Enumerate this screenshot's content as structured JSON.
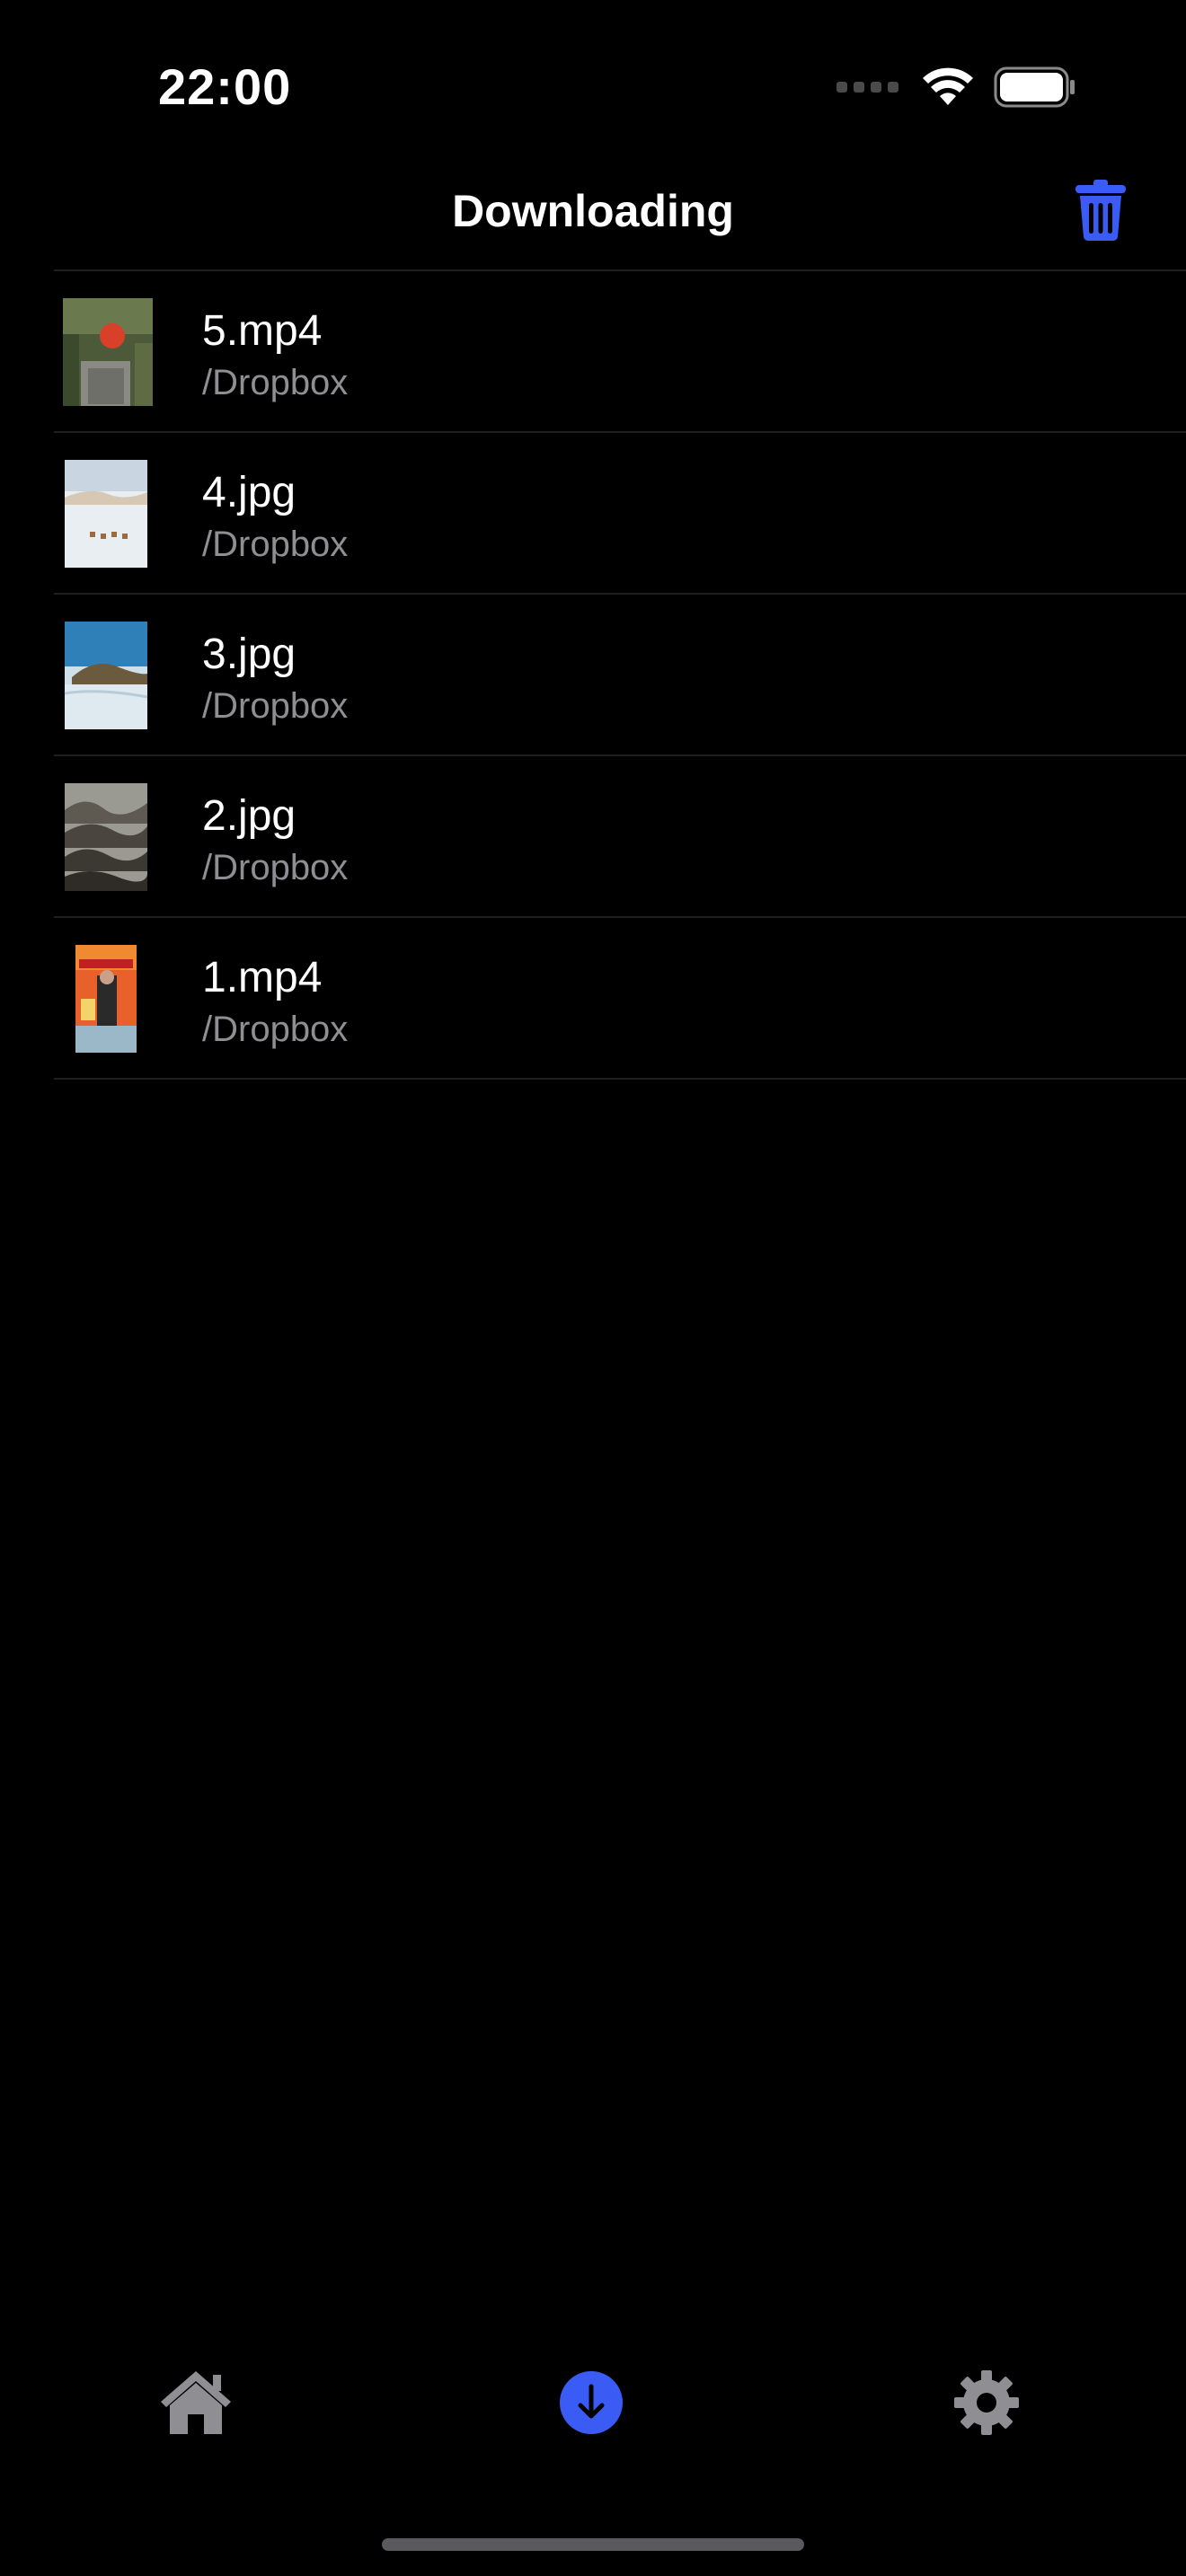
{
  "status_bar": {
    "time": "22:00"
  },
  "nav": {
    "title": "Downloading"
  },
  "files": [
    {
      "name": "5.mp4",
      "path": "/Dropbox",
      "thumbnail": "video-thumb-garden"
    },
    {
      "name": "4.jpg",
      "path": "/Dropbox",
      "thumbnail": "photo-thumb-desert-camels"
    },
    {
      "name": "3.jpg",
      "path": "/Dropbox",
      "thumbnail": "photo-thumb-island-sea"
    },
    {
      "name": "2.jpg",
      "path": "/Dropbox",
      "thumbnail": "photo-thumb-misty-mountains"
    },
    {
      "name": "1.mp4",
      "path": "/Dropbox",
      "thumbnail": "video-thumb-hotpot-poster"
    }
  ],
  "tab_bar": {
    "tabs": [
      {
        "id": "home",
        "icon": "house-icon",
        "active": false
      },
      {
        "id": "downloads",
        "icon": "download-circle-icon",
        "active": true
      },
      {
        "id": "settings",
        "icon": "gear-icon",
        "active": false
      }
    ]
  },
  "colors": {
    "background": "#000000",
    "accent": "#3a5cf5",
    "text_primary": "#ffffff",
    "text_secondary": "#8e8e93",
    "separator": "#1f1f1f",
    "inactive_icon": "#8e8e93"
  }
}
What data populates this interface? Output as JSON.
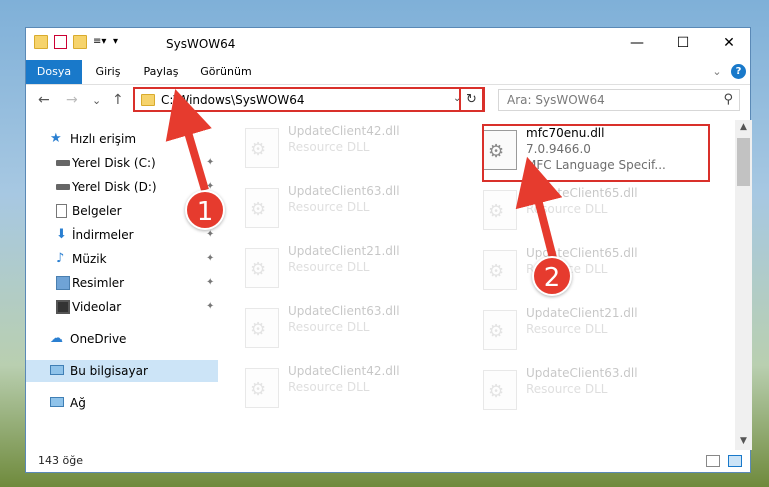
{
  "window": {
    "title": "SysWOW64",
    "minimize_glyph": "—",
    "maximize_glyph": "☐",
    "close_glyph": "✕"
  },
  "ribbon": {
    "tabs": [
      "Dosya",
      "Giriş",
      "Paylaş",
      "Görünüm"
    ],
    "expand_glyph": "⌄",
    "help_glyph": "?"
  },
  "nav": {
    "back_glyph": "←",
    "forward_glyph": "→",
    "recent_glyph": "⌄",
    "up_glyph": "↑",
    "address": "C:\\Windows\\SysWOW64",
    "address_dropdown_glyph": "⌄",
    "refresh_glyph": "↻",
    "search_placeholder": "Ara: SysWOW64",
    "search_glyph": "⚲"
  },
  "sidebar": {
    "items": [
      {
        "label": "Hızlı erişim",
        "icon": "star-icon"
      },
      {
        "label": "Yerel Disk (C:)",
        "icon": "drive-icon",
        "pinned": true
      },
      {
        "label": "Yerel Disk (D:)",
        "icon": "drive-icon",
        "pinned": true
      },
      {
        "label": "Belgeler",
        "icon": "documents-icon",
        "pinned": true
      },
      {
        "label": "İndirmeler",
        "icon": "download-icon",
        "pinned": true
      },
      {
        "label": "Müzik",
        "icon": "music-icon",
        "pinned": true
      },
      {
        "label": "Resimler",
        "icon": "pictures-icon",
        "pinned": true
      },
      {
        "label": "Videolar",
        "icon": "videos-icon",
        "pinned": true
      },
      {
        "label": "OneDrive",
        "icon": "cloud-icon"
      },
      {
        "label": "Bu bilgisayar",
        "icon": "computer-icon"
      },
      {
        "label": "Ağ",
        "icon": "network-icon"
      }
    ],
    "pin_glyph": "📌"
  },
  "files": {
    "highlighted": {
      "name": "mfc70enu.dll",
      "version": "7.0.9466.0",
      "description": "MFC Language Specif..."
    },
    "left_column": [
      {
        "name": "UpdateClient42.dll",
        "type": "Resource DLL"
      },
      {
        "name": "UpdateClient63.dll",
        "type": "Resource DLL"
      },
      {
        "name": "UpdateClient21.dll",
        "type": "Resource DLL"
      },
      {
        "name": "UpdateClient63.dll",
        "type": "Resource DLL"
      },
      {
        "name": "UpdateClient42.dll",
        "type": "Resource DLL"
      }
    ],
    "right_column": [
      {
        "name": "UpdateClient65.dll",
        "type": "Resource DLL"
      },
      {
        "name": "UpdateClient65.dll",
        "type": "Resource DLL"
      },
      {
        "name": "UpdateClient21.dll",
        "type": "Resource DLL"
      },
      {
        "name": "UpdateClient63.dll",
        "type": "Resource DLL"
      }
    ]
  },
  "status": {
    "item_count": "143 öğe"
  },
  "annotations": {
    "marker1": "1",
    "marker2": "2",
    "color": "#e63b2e"
  }
}
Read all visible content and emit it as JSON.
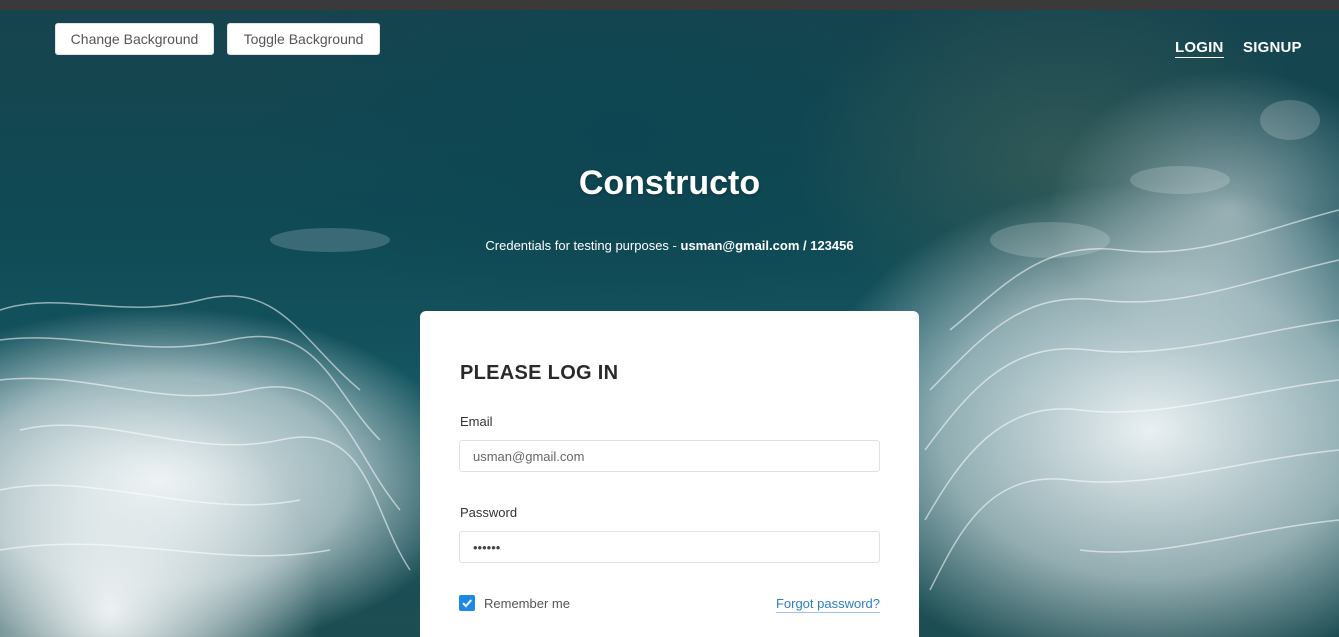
{
  "header": {
    "change_background_label": "Change Background",
    "toggle_background_label": "Toggle Background",
    "nav": {
      "login": "LOGIN",
      "signup": "SIGNUP",
      "active": "login"
    }
  },
  "hero": {
    "brand": "Constructo",
    "credentials_prefix": "Credentials for testing purposes - ",
    "credentials_value": "usman@gmail.com / 123456"
  },
  "login_form": {
    "title": "PLEASE LOG IN",
    "email_label": "Email",
    "email_value": "usman@gmail.com",
    "password_label": "Password",
    "password_value": "123456",
    "remember_label": "Remember me",
    "remember_checked": true,
    "forgot_label": "Forgot password?"
  },
  "colors": {
    "accent": "#1e88e5",
    "link": "#2d7fc1",
    "topbar": "#3a3a3a"
  },
  "icons": {
    "checkbox": "check-icon"
  }
}
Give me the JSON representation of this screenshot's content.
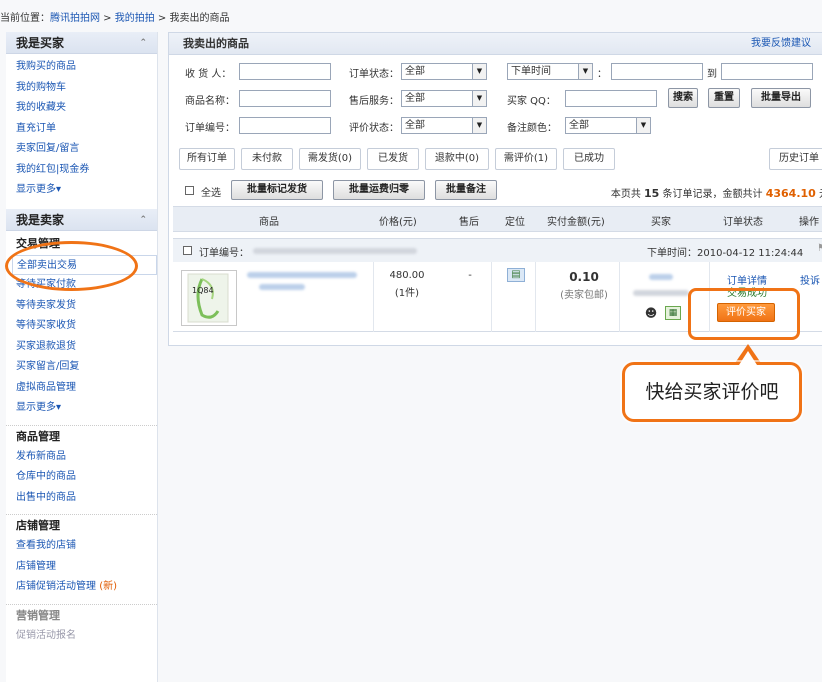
{
  "breadcrumb": {
    "prefix": "当前位置：",
    "root": "腾讯拍拍网",
    "sep1": " > ",
    "mid": "我的拍拍",
    "sep2": " > ",
    "current": "我卖出的商品"
  },
  "sidebar": {
    "buyer": {
      "title": "我是买家",
      "items": [
        "我购买的商品",
        "我的购物车",
        "我的收藏夹",
        "直充订单",
        "卖家回复/留言",
        "我的红包|现金券"
      ],
      "more": "显示更多▾"
    },
    "seller": {
      "title": "我是卖家",
      "trade_group": "交易管理",
      "trade_items": [
        "全部卖出交易",
        "等待买家付款",
        "等待卖家发货",
        "等待买家收货",
        "买家退款退货",
        "买家留言/回复",
        "虚拟商品管理"
      ],
      "more": "显示更多▾",
      "goods_group": "商品管理",
      "goods_items": [
        "发布新商品",
        "仓库中的商品",
        "出售中的商品"
      ],
      "shop_group": "店铺管理",
      "shop_items": [
        "查看我的店铺",
        "店铺管理"
      ],
      "shop_promo": "店铺促销活动管理",
      "shop_promo_tag": "(新)",
      "marketing_group": "营销管理",
      "marketing_items": [
        "促销活动报名"
      ]
    }
  },
  "main": {
    "title": "我卖出的商品",
    "feedback": "我要反馈建议",
    "filters": {
      "receiver_label": "收 货 人：",
      "order_status_label": "订单状态：",
      "order_status_value": "全部",
      "time_type_value": "下单时间",
      "time_colon": "：",
      "to_label": "到",
      "goods_name_label": "商品名称：",
      "after_sale_label": "售后服务：",
      "after_sale_value": "全部",
      "buyer_qq_label": "买家 QQ：",
      "search_btn": "搜索",
      "reset_btn": "重置",
      "export_btn": "批量导出",
      "order_no_label": "订单编号：",
      "rating_status_label": "评价状态：",
      "rating_status_value": "全部",
      "note_color_label": "备注颜色：",
      "note_color_value": "全部"
    },
    "tabs": [
      "所有订单",
      "未付款",
      "需发货(0)",
      "已发货",
      "退款中(0)",
      "需评价(1)",
      "已成功"
    ],
    "history_tab": "历史订单",
    "batch": {
      "select_all": "全选",
      "mark_ship": "批量标记发货",
      "freight_return": "批量运费归零",
      "batch_note": "批量备注",
      "summary_pre": "本页共 ",
      "summary_count": "15",
      "summary_mid": " 条订单记录，金额共计 ",
      "summary_amount": "4364.10",
      "summary_unit": " 元"
    },
    "table_head": [
      "商品",
      "价格(元)",
      "售后",
      "定位",
      "实付金额(元)",
      "买家",
      "订单状态",
      "操作"
    ],
    "order": {
      "order_no_label": "订单编号：",
      "order_time": "下单时间：2010-04-12 11:24:44",
      "price": "480.00",
      "qty": "(1件)",
      "after_sale": "-",
      "paid": "0.10",
      "paid_note": "(卖家包邮)",
      "detail_link": "订单详情",
      "status": "交易成功",
      "rate_btn": "评价买家",
      "complain": "投诉"
    }
  },
  "callout": {
    "text": "快给买家评价吧"
  },
  "colors": {
    "accent_orange": "#f07316",
    "link_blue": "#1a56b3"
  }
}
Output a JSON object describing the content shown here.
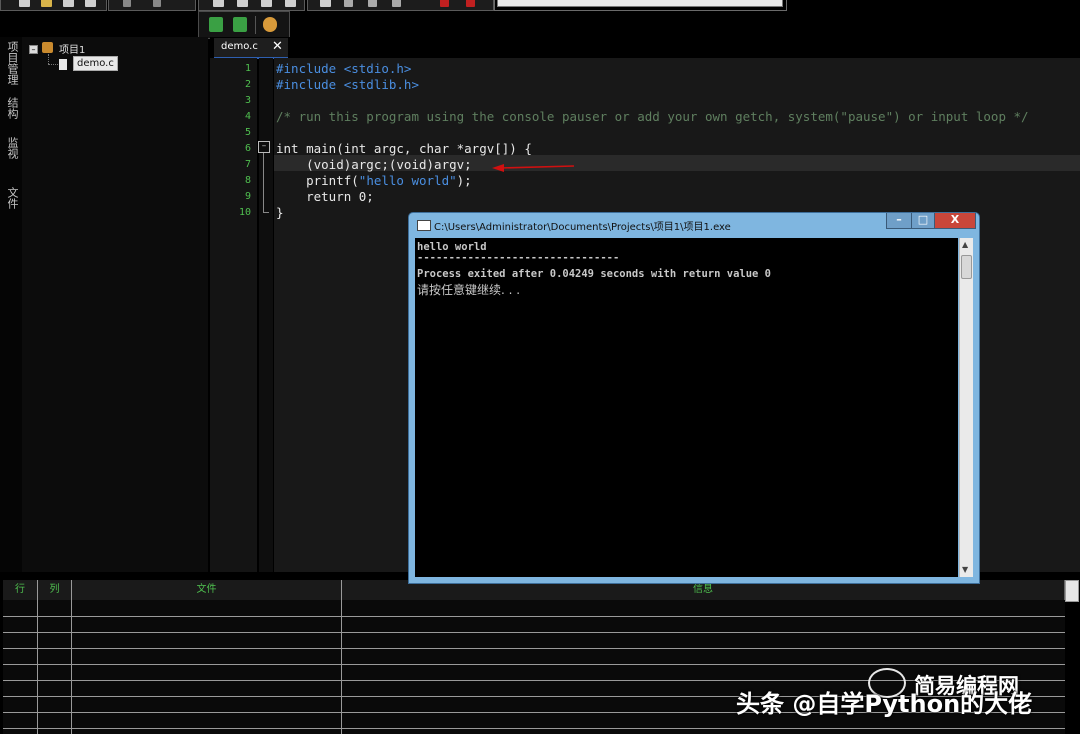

________________

Set problem => Among the entries above, how many lines include the word "title"? Reply with the number only.

Exercise answer => 6